▶ [Prompt]:
Sift the listing for lines that hold the string "role" and pull them out.

(Records from a dataset)
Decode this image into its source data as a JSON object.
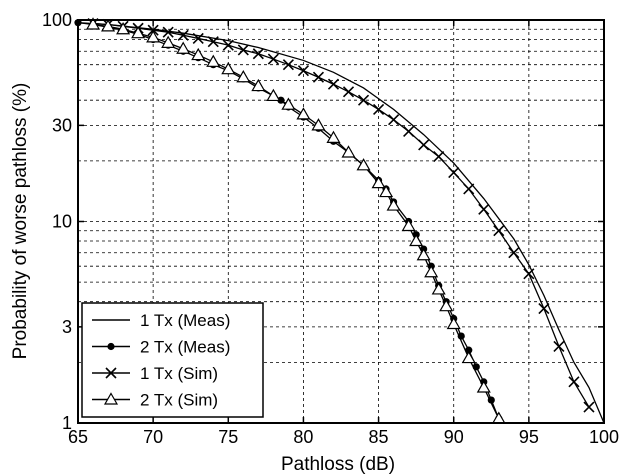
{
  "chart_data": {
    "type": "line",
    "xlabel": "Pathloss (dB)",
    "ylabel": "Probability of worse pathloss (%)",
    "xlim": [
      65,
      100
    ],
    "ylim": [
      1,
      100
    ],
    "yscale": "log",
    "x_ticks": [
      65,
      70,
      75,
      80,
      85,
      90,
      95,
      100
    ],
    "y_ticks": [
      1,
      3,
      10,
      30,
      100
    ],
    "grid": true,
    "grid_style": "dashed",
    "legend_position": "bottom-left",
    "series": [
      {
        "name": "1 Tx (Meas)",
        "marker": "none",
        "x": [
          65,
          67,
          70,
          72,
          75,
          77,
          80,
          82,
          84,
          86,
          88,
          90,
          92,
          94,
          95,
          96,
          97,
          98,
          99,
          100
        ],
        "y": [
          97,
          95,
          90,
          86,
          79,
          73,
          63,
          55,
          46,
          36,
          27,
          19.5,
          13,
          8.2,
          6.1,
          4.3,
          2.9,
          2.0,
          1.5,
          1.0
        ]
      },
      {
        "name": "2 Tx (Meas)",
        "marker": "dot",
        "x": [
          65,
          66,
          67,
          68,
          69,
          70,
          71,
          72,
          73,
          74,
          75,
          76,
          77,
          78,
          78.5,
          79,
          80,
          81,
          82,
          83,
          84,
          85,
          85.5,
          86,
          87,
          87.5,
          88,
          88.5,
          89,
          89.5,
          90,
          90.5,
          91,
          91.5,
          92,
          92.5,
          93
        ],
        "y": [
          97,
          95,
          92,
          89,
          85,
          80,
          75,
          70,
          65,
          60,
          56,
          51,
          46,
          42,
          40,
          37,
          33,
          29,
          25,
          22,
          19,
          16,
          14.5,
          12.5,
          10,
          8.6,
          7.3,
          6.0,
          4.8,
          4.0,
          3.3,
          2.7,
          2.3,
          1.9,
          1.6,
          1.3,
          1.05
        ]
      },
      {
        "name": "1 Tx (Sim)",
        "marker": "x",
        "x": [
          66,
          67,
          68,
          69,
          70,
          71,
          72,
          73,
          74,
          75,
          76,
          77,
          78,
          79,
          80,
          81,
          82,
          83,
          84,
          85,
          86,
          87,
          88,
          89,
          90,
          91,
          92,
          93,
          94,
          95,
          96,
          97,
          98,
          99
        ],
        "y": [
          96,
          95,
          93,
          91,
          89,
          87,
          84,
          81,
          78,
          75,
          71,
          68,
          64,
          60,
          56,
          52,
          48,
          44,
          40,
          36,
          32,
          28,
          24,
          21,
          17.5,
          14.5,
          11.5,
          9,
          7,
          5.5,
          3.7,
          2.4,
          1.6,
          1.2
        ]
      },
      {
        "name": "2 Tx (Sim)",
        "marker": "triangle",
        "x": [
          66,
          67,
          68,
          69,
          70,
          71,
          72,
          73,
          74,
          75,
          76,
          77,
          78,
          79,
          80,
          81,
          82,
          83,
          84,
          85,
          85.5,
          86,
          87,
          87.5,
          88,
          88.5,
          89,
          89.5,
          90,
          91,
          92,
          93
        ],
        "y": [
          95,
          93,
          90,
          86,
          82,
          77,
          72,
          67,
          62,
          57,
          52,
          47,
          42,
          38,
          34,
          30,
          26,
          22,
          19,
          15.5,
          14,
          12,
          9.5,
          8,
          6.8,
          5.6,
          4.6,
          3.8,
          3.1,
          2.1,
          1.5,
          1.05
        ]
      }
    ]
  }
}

==

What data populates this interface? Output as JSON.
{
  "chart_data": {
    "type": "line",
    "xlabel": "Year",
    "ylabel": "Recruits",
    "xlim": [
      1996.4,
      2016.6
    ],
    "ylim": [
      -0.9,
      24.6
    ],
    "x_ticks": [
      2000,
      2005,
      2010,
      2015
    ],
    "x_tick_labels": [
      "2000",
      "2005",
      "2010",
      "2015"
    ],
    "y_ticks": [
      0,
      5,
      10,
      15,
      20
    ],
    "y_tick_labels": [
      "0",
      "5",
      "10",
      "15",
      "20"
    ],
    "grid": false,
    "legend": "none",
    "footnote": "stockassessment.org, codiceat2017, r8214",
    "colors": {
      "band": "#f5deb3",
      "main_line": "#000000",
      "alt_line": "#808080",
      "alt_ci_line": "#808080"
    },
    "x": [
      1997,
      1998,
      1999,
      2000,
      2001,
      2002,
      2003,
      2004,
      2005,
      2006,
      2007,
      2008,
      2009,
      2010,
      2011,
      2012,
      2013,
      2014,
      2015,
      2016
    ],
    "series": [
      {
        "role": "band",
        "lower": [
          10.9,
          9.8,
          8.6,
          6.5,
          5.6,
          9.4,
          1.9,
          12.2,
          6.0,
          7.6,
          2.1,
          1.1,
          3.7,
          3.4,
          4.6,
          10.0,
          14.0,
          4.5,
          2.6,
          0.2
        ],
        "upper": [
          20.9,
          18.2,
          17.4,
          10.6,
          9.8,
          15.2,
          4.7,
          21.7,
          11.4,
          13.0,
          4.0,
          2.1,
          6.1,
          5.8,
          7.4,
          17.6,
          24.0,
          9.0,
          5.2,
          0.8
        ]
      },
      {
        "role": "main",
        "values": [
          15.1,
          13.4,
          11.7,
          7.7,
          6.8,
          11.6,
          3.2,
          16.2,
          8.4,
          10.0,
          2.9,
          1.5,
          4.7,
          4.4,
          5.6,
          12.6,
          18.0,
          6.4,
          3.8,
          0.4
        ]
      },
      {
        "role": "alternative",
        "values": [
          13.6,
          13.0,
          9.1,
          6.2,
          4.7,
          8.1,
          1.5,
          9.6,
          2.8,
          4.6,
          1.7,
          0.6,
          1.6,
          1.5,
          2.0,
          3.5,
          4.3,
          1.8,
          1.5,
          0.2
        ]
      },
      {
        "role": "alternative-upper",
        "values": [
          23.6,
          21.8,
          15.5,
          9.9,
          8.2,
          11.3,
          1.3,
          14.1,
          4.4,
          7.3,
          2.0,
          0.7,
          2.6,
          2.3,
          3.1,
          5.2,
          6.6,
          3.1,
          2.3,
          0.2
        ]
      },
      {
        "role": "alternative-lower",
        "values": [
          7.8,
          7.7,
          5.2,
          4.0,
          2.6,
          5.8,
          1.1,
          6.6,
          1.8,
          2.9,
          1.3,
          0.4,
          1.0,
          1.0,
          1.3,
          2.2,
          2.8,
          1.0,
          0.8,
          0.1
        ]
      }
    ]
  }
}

▶ [Right answer]:
        "role": "band",
        "role": "main",
        "role": "alternative",
        "role": "alternative-upper",
        "role": "alternative-lower",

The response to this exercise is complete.